### Action item
Only lines with the word "Categorical" belong in the answer; copy them from the records below.

━━ Listed records ━━

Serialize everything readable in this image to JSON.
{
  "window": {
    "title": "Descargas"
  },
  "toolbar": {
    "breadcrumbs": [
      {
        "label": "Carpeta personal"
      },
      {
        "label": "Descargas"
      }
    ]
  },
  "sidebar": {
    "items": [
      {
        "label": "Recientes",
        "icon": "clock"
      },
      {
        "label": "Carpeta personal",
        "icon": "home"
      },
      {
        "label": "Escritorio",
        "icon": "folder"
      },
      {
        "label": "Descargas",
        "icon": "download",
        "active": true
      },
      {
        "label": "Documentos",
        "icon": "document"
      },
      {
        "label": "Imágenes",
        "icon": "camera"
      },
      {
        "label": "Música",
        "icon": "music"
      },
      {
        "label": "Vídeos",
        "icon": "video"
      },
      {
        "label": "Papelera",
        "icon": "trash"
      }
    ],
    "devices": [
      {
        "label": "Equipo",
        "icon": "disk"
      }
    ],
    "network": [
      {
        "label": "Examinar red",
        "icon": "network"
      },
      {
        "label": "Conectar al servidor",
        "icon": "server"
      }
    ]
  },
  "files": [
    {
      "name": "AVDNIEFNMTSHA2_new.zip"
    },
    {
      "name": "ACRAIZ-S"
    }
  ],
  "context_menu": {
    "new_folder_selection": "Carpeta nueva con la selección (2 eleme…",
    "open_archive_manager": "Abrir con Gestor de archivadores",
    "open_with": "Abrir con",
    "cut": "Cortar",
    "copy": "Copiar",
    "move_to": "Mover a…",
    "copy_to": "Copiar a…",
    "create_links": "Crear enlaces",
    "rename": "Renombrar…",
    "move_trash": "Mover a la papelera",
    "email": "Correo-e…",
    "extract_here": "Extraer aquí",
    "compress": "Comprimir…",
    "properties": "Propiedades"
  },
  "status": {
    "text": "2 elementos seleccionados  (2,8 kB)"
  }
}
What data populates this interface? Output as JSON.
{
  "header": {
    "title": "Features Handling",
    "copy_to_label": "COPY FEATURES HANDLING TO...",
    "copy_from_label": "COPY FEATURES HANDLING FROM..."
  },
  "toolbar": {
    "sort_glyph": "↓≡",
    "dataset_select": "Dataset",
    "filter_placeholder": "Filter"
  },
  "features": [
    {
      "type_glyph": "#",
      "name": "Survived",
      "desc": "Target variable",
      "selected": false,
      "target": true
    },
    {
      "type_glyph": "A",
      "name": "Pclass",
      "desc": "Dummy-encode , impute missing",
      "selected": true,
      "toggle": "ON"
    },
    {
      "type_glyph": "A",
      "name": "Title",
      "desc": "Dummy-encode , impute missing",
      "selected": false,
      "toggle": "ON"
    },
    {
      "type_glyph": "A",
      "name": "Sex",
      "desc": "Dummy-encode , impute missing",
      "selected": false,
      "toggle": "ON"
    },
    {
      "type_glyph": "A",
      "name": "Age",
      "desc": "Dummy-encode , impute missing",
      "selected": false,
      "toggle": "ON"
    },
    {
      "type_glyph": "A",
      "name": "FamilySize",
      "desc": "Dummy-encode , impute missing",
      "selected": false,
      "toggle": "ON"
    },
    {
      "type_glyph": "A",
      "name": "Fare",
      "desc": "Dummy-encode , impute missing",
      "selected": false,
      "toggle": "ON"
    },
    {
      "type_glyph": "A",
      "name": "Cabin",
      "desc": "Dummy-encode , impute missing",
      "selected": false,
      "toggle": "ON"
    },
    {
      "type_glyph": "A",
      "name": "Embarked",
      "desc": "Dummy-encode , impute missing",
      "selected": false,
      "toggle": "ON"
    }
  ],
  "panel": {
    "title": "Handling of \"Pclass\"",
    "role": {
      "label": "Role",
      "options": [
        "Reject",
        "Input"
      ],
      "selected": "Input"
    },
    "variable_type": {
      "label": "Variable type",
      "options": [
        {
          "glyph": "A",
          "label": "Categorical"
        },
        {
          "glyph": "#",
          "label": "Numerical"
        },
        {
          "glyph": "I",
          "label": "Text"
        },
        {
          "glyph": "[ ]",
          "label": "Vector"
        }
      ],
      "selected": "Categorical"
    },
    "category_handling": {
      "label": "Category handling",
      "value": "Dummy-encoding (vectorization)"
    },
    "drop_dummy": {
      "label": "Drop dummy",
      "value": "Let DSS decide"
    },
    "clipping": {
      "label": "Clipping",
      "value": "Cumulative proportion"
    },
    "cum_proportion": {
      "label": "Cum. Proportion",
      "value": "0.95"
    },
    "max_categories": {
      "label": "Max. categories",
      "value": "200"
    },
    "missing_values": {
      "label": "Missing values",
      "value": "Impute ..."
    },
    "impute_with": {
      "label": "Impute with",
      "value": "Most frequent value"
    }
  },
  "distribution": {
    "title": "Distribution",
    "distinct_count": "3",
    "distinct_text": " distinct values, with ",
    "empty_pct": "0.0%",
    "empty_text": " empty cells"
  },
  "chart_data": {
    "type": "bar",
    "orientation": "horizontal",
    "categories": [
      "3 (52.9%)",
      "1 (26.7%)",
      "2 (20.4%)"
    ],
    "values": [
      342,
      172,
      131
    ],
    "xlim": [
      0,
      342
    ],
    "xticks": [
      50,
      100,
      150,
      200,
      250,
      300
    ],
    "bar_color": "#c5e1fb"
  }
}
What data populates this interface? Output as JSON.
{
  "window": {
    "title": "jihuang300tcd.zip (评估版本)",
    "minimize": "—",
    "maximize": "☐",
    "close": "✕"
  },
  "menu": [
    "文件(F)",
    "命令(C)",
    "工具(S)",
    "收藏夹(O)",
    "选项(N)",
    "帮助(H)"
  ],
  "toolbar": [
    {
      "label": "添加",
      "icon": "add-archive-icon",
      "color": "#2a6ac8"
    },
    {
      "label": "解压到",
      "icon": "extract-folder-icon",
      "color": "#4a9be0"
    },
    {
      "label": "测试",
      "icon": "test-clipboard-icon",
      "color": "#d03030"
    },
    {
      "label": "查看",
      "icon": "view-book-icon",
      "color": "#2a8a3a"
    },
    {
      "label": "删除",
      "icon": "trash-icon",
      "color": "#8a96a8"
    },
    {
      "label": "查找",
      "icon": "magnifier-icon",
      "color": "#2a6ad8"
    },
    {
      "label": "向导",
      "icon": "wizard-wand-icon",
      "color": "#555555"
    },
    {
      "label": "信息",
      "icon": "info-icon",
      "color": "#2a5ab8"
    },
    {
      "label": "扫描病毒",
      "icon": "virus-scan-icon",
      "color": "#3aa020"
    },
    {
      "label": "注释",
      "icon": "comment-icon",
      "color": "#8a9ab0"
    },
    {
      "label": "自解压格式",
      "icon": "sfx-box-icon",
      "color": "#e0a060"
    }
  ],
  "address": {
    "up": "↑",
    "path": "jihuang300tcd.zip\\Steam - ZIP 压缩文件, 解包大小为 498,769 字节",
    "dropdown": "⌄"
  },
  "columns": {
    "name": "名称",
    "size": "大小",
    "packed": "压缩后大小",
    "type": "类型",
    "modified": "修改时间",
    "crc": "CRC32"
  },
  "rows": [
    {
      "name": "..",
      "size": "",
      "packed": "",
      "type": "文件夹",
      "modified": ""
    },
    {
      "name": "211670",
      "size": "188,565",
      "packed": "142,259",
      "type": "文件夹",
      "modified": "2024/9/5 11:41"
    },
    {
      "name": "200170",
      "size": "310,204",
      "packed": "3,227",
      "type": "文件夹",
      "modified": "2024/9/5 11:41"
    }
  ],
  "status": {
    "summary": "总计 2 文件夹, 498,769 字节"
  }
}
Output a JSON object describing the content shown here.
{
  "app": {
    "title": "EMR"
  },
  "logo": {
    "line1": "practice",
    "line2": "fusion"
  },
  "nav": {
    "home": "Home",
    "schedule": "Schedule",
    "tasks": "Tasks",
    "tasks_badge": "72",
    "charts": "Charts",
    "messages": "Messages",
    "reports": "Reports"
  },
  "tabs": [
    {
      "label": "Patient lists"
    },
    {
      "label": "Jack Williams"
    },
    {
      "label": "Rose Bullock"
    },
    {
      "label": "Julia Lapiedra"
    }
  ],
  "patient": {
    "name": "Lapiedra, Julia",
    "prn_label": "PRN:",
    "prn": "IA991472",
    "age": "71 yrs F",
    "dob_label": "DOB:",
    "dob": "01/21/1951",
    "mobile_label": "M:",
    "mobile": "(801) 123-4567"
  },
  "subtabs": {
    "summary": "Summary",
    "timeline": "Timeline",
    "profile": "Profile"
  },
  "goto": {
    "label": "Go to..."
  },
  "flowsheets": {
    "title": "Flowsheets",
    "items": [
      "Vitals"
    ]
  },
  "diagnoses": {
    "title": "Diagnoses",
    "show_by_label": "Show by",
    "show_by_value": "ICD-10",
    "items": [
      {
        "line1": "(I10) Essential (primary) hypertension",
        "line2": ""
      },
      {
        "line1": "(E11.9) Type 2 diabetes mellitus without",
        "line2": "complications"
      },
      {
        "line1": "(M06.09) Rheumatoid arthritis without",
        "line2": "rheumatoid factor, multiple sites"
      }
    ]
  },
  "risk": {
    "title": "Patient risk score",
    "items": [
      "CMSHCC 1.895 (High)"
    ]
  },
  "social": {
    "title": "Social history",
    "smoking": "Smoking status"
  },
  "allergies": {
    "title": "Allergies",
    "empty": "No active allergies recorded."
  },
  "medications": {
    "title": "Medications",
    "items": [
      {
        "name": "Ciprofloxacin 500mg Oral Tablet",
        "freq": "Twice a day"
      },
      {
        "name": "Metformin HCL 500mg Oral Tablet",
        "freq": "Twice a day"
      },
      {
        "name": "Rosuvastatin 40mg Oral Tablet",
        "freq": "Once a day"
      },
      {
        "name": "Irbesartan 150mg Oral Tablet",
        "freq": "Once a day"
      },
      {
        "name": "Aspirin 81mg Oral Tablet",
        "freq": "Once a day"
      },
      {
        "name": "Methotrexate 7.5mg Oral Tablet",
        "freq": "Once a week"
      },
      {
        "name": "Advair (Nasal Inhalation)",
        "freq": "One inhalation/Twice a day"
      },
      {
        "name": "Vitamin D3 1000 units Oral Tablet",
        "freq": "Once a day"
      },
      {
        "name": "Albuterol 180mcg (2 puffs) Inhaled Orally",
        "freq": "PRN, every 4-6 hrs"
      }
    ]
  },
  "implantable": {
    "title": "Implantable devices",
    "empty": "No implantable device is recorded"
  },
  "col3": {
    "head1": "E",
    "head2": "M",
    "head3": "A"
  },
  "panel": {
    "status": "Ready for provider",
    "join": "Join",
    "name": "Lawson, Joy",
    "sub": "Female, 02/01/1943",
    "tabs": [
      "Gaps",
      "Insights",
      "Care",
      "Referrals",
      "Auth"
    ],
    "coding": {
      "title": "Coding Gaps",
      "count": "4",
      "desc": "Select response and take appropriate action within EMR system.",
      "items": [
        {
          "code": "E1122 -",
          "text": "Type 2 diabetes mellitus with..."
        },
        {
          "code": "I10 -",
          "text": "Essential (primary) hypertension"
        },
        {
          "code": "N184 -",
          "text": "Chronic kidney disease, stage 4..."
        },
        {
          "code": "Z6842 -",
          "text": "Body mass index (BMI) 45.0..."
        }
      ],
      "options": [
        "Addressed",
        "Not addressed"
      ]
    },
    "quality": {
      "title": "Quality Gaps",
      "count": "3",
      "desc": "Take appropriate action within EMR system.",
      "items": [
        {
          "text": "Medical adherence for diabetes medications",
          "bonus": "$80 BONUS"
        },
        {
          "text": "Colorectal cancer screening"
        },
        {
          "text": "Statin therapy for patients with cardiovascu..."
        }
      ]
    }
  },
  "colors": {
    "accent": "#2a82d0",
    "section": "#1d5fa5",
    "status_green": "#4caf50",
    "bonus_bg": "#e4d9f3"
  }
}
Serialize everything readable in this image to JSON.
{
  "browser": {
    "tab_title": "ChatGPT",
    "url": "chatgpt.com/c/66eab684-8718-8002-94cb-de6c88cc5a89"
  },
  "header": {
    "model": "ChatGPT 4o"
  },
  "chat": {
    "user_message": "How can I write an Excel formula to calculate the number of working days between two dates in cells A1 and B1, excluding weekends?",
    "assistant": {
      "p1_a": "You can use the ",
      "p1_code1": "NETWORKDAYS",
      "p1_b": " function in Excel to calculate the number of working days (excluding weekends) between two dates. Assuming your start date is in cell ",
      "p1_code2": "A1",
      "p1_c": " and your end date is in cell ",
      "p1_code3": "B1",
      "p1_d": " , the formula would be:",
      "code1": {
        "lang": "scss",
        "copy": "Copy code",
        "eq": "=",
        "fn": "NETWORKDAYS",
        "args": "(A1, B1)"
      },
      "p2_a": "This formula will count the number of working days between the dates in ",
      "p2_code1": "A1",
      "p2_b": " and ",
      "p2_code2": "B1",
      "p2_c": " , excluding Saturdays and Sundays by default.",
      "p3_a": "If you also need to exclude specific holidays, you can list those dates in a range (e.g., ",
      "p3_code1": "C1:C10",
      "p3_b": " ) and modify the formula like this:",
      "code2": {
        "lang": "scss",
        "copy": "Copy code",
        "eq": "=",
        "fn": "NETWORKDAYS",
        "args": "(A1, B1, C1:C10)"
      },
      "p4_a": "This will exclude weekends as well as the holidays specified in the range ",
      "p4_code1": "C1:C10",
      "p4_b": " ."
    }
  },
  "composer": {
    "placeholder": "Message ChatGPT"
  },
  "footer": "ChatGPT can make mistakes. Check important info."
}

━━━

### Finished exercise
          "label": "Categorical"
      "selected": "Categorical"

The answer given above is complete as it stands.